Element box annotations
──────

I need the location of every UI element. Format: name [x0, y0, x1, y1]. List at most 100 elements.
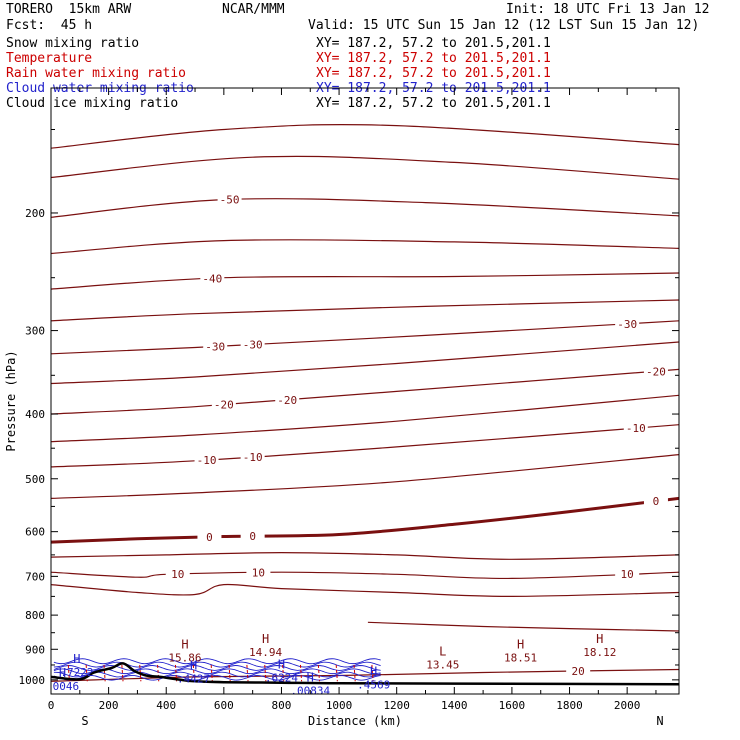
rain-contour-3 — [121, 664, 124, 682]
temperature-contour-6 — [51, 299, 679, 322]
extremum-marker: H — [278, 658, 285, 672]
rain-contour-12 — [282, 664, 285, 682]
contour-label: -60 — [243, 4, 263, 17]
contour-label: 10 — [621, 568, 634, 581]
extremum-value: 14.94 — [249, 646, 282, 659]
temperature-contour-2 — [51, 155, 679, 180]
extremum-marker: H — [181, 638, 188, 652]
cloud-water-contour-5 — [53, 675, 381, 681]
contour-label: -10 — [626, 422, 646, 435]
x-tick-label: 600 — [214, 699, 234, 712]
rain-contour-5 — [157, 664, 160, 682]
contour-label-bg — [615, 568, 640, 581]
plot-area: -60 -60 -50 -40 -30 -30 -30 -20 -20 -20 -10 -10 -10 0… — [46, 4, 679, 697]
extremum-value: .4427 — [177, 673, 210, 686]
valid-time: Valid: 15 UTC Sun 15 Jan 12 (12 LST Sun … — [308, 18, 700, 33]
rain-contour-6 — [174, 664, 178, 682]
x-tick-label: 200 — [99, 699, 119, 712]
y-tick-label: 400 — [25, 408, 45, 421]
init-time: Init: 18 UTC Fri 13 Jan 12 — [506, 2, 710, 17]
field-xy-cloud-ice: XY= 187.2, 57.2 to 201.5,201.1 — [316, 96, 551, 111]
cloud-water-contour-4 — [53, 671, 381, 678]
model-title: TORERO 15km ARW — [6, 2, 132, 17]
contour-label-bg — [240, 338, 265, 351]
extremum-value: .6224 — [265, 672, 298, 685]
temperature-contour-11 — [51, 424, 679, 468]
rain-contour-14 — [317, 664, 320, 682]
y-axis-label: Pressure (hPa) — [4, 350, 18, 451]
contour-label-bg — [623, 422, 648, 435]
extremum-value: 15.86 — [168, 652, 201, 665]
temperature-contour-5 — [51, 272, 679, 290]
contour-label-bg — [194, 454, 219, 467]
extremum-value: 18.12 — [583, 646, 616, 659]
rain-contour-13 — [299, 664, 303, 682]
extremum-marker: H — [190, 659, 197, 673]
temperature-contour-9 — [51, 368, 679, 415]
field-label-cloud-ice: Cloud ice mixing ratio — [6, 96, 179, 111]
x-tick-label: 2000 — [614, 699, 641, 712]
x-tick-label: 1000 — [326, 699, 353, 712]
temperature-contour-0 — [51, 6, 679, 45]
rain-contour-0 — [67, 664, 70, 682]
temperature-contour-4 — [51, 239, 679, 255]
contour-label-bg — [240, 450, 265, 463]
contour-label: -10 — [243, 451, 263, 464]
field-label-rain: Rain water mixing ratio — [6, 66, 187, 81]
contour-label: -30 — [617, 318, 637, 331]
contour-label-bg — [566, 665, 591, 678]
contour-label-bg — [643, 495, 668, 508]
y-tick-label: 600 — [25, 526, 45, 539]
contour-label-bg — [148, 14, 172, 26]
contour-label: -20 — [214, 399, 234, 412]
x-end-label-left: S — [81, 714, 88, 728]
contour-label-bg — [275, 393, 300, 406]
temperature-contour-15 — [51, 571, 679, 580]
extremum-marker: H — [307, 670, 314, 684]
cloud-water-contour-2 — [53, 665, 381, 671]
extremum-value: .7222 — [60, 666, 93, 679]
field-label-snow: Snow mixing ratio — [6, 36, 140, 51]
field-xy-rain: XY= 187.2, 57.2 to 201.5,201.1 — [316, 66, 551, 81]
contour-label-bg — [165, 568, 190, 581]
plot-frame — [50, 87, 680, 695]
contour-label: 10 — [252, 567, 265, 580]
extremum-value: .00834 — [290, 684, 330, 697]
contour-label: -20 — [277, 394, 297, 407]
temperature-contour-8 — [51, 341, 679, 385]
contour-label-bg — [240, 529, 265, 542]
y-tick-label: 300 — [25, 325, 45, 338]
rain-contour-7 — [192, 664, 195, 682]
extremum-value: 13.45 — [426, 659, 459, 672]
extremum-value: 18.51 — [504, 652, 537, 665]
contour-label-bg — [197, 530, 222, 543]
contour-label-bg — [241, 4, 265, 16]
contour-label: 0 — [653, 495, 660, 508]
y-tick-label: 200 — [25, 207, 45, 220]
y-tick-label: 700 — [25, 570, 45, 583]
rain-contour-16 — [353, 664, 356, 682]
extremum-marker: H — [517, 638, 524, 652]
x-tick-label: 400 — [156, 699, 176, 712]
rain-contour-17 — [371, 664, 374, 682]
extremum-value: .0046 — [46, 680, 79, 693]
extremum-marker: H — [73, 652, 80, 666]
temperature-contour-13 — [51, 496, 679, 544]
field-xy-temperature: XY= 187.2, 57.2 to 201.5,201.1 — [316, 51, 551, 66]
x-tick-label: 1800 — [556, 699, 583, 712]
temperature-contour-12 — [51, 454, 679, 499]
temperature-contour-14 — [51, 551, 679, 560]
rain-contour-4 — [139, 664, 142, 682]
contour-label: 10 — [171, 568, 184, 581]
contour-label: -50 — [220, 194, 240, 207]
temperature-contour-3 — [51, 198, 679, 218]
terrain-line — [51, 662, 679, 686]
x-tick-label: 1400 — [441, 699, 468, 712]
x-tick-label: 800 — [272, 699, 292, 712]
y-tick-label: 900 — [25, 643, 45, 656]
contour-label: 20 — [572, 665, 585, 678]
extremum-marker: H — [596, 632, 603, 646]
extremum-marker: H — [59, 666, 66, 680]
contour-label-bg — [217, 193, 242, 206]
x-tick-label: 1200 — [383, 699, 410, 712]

──────

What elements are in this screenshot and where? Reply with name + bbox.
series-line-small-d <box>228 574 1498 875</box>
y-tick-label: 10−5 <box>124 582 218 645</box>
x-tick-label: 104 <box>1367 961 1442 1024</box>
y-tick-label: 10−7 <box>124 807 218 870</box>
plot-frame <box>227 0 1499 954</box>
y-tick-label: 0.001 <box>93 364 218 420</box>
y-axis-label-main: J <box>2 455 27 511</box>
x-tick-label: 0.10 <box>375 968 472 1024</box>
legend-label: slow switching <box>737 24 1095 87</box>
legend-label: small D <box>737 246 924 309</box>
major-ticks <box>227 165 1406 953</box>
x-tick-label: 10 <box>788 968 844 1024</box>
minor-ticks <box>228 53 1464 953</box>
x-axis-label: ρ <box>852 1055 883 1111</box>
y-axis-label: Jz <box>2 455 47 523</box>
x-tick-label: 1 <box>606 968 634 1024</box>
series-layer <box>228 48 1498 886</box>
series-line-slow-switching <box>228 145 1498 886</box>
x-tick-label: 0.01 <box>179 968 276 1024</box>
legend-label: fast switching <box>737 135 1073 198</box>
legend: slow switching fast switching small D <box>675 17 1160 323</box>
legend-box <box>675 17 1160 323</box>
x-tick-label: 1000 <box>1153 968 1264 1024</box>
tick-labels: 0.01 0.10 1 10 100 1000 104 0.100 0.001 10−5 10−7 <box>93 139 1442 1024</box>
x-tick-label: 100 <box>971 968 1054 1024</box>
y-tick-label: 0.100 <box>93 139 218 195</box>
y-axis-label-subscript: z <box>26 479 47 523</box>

──────

- _What the task requires_:
Duplicate the lines of the listing from the one containing "rain-contour-3 — [121, 664, 124, 682]" to the one containing "contour-label: 10 — [621, 568, 634, 581]", inclusive.

- _Reply to the exercise_:
rain-contour-3 — [121, 664, 124, 682]
temperature-contour-6 — [51, 299, 679, 322]
extremum-marker: H — [278, 658, 285, 672]
rain-contour-12 — [282, 664, 285, 682]
contour-label: -60 — [243, 4, 263, 17]
contour-label: 10 — [621, 568, 634, 581]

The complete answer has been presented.